──────── Given data

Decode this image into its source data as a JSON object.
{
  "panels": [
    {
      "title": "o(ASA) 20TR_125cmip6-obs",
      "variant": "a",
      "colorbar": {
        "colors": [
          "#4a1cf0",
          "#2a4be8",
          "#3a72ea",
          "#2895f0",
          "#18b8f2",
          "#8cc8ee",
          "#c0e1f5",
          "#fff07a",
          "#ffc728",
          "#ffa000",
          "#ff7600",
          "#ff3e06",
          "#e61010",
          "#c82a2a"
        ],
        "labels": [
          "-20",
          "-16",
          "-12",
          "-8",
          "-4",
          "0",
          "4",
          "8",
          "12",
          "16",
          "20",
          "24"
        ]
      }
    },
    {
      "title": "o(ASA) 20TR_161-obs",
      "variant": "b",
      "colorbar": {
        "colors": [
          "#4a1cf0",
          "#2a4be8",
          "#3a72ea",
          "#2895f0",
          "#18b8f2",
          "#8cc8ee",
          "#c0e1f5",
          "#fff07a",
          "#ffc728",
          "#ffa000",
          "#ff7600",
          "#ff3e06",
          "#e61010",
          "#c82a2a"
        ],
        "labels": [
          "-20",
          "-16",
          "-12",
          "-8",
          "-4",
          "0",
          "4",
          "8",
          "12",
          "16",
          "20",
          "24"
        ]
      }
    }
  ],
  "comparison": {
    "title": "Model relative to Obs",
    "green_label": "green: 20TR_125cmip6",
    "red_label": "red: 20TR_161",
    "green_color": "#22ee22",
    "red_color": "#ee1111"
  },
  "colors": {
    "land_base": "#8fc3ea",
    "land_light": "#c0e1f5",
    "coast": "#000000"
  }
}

────────────────

Return each entry from the material above exactly as it appears.

● **Worked answer**
Decode this image into its source data as a JSON object.
{
  "panels": [
    {
      "title": "o(ASA) 20TR_125cmip6-obs",
      "variant": "a",
      "colorbar": {
        "colors": [
          "#4a1cf0",
          "#2a4be8",
          "#3a72ea",
          "#2895f0",
          "#18b8f2",
          "#8cc8ee",
          "#c0e1f5",
          "#fff07a",
          "#ffc728",
          "#ffa000",
          "#ff7600",
          "#ff3e06",
          "#e61010",
          "#c82a2a"
        ],
        "labels": [
          "-20",
          "-16",
          "-12",
          "-8",
          "-4",
          "0",
          "4",
          "8",
          "12",
          "16",
          "20",
          "24"
        ]
      }
    },
    {
      "title": "o(ASA) 20TR_161-obs",
      "variant": "b",
      "colorbar": {
        "colors": [
          "#4a1cf0",
          "#2a4be8",
          "#3a72ea",
          "#2895f0",
          "#18b8f2",
          "#8cc8ee",
          "#c0e1f5",
          "#fff07a",
          "#ffc728",
          "#ffa000",
          "#ff7600",
          "#ff3e06",
          "#e61010",
          "#c82a2a"
        ],
        "labels": [
          "-20",
          "-16",
          "-12",
          "-8",
          "-4",
          "0",
          "4",
          "8",
          "12",
          "16",
          "20",
          "24"
        ]
      }
    }
  ],
  "comparison": {
    "title": "Model relative to Obs",
    "green_label": "green: 20TR_125cmip6",
    "red_label": "red: 20TR_161",
    "green_color": "#22ee22",
    "red_color": "#ee1111"
  },
  "colors": {
    "land_base": "#8fc3ea",
    "land_light": "#c0e1f5",
    "coast": "#000000"
  }
}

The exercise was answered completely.